• Task goal: Take each line containing "ménages" and report it exactly as written.

* start Excerpted data *

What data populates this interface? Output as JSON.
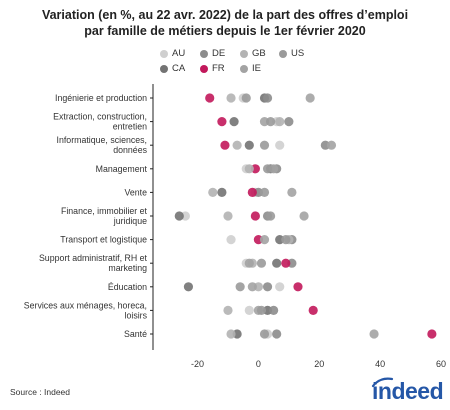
{
  "title_line1": "Variation (en %, au 22 avr. 2022) de la part des offres d’emploi",
  "title_line2": "par famille de métiers depuis le 1er février 2020",
  "source": "Source : Indeed",
  "logo": "indeed",
  "colors": {
    "accent": "#2557a7"
  },
  "chart_data": {
    "type": "scatter",
    "title": "Variation (en %, au 22 avr. 2022) de la part des offres d’emploi par famille de métiers depuis le 1er février 2020",
    "xlim": [
      -33,
      60
    ],
    "x_ticks": [
      -20,
      0,
      20,
      40,
      60
    ],
    "x_tick_labels": [
      "-20",
      "0",
      "20",
      "40",
      "60"
    ],
    "grid": false,
    "legend_position": "top",
    "categories": [
      "Ingénierie et production",
      "Extraction, construction, entretien",
      "Informatique, sciences, données",
      "Management",
      "Vente",
      "Finance, immobilier et juridique",
      "Transport et logistique",
      "Support administratif, RH et marketing",
      "Éducation",
      "Services aux ménages, horeca, loisirs",
      "Santé"
    ],
    "category_lines": [
      [
        "Ingénierie et production"
      ],
      [
        "Extraction, construction,",
        "entretien"
      ],
      [
        "Informatique, sciences,",
        "données"
      ],
      [
        "Management"
      ],
      [
        "Vente"
      ],
      [
        "Finance, immobilier et",
        "juridique"
      ],
      [
        "Transport et logistique"
      ],
      [
        "Support administratif, RH et",
        "marketing"
      ],
      [
        "Éducation"
      ],
      [
        "Services aux ménages, horeca,",
        "loisirs"
      ],
      [
        "Santé"
      ]
    ],
    "series": [
      {
        "name": "AU",
        "color": "#cfcfcf",
        "values": [
          -5,
          6,
          7,
          -4,
          -1,
          -24,
          -9,
          -4,
          7,
          -3,
          3
        ]
      },
      {
        "name": "CA",
        "color": "#737373",
        "values": [
          2,
          -8,
          -3,
          4,
          -12,
          -26,
          7,
          6,
          -23,
          3,
          -7
        ]
      },
      {
        "name": "DE",
        "color": "#8c8c8c",
        "values": [
          3,
          10,
          22,
          6,
          0,
          3,
          11,
          11,
          3,
          5,
          6
        ]
      },
      {
        "name": "FR",
        "color": "#c2185b",
        "values": [
          -16,
          -12,
          -11,
          -1,
          -2,
          -1,
          0,
          9,
          13,
          18,
          57
        ]
      },
      {
        "name": "GB",
        "color": "#b3b3b3",
        "values": [
          -9,
          7,
          -7,
          -3,
          -15,
          -10,
          10,
          -2,
          0,
          -10,
          -9
        ]
      },
      {
        "name": "IE",
        "color": "#a3a3a3",
        "values": [
          17,
          2,
          24,
          5,
          11,
          15,
          2,
          -3,
          -2,
          0,
          38
        ]
      },
      {
        "name": "US",
        "color": "#9a9a9a",
        "values": [
          -4,
          4,
          2,
          3,
          2,
          4,
          9,
          1,
          -6,
          1,
          2
        ]
      }
    ]
  }
}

* end Excerpted data *

• Right answer:
      "Services aux ménages, horeca, loisirs",
        "Services aux ménages, horeca,",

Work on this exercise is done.